STORED DATA ->
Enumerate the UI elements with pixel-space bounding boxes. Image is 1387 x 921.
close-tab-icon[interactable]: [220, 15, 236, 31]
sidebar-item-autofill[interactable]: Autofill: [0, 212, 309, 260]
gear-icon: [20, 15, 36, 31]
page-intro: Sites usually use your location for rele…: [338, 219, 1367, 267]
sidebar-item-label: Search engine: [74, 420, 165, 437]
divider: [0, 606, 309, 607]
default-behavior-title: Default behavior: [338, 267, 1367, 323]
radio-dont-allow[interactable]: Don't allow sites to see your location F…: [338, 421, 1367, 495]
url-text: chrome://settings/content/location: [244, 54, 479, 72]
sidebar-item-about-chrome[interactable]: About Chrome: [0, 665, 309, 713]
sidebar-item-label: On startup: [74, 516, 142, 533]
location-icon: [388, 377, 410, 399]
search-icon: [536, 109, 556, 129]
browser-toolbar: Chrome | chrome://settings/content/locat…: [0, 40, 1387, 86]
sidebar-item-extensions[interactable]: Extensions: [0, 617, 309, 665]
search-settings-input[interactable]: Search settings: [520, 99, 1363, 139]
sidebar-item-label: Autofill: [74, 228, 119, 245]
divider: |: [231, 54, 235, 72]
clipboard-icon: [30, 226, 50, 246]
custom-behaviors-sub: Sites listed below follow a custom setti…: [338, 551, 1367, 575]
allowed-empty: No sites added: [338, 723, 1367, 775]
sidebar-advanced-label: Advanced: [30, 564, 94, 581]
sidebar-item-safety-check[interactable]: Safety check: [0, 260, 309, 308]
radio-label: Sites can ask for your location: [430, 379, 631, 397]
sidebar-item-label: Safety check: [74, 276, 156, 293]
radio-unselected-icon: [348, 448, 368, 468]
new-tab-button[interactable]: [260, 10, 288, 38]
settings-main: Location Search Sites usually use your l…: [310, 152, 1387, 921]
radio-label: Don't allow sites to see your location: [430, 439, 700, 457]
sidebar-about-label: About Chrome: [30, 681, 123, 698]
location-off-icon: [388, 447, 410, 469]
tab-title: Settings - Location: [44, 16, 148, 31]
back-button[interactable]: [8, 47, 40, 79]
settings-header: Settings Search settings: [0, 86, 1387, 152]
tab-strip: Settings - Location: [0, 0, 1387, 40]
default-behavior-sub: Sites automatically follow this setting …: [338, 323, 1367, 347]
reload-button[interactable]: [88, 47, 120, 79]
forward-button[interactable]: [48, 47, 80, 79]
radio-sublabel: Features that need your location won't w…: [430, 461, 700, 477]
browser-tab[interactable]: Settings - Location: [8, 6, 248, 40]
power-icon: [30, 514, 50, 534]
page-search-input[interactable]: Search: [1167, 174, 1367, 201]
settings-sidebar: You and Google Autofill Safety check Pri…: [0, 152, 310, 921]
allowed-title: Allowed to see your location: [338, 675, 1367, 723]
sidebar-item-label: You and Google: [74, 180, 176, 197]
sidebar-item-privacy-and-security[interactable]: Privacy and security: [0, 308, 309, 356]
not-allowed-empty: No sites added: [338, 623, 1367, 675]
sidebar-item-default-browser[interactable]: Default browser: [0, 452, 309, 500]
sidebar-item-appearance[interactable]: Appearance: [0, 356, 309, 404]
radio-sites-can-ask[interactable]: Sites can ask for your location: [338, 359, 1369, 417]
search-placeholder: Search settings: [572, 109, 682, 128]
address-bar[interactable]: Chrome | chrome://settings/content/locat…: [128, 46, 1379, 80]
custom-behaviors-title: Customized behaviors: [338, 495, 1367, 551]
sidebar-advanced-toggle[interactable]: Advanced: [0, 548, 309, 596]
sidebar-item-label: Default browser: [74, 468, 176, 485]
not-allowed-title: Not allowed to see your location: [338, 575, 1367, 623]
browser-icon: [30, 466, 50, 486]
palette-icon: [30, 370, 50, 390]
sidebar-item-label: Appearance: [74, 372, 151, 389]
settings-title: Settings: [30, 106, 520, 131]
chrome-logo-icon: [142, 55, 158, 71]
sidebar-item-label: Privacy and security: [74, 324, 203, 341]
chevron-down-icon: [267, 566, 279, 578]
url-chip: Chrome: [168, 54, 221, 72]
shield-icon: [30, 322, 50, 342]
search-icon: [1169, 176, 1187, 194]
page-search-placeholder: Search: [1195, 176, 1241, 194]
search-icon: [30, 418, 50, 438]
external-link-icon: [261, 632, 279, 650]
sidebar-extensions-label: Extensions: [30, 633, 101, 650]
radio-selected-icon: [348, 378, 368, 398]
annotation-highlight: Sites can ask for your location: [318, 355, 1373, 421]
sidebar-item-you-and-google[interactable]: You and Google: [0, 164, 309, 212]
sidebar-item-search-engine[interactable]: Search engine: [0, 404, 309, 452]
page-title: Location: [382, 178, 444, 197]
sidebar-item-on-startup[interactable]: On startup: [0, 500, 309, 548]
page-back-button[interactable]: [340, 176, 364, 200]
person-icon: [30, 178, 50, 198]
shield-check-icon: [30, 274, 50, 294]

EXERCISE DESCRIPTION -> Return each line from the items above that contains the string "input". Matching is case-sensitive.

ANSWER TO THIS EXERCISE ->
search-settings-input[interactable]: Search settings: [520, 99, 1363, 139]
page-search-input[interactable]: Search: [1167, 174, 1367, 201]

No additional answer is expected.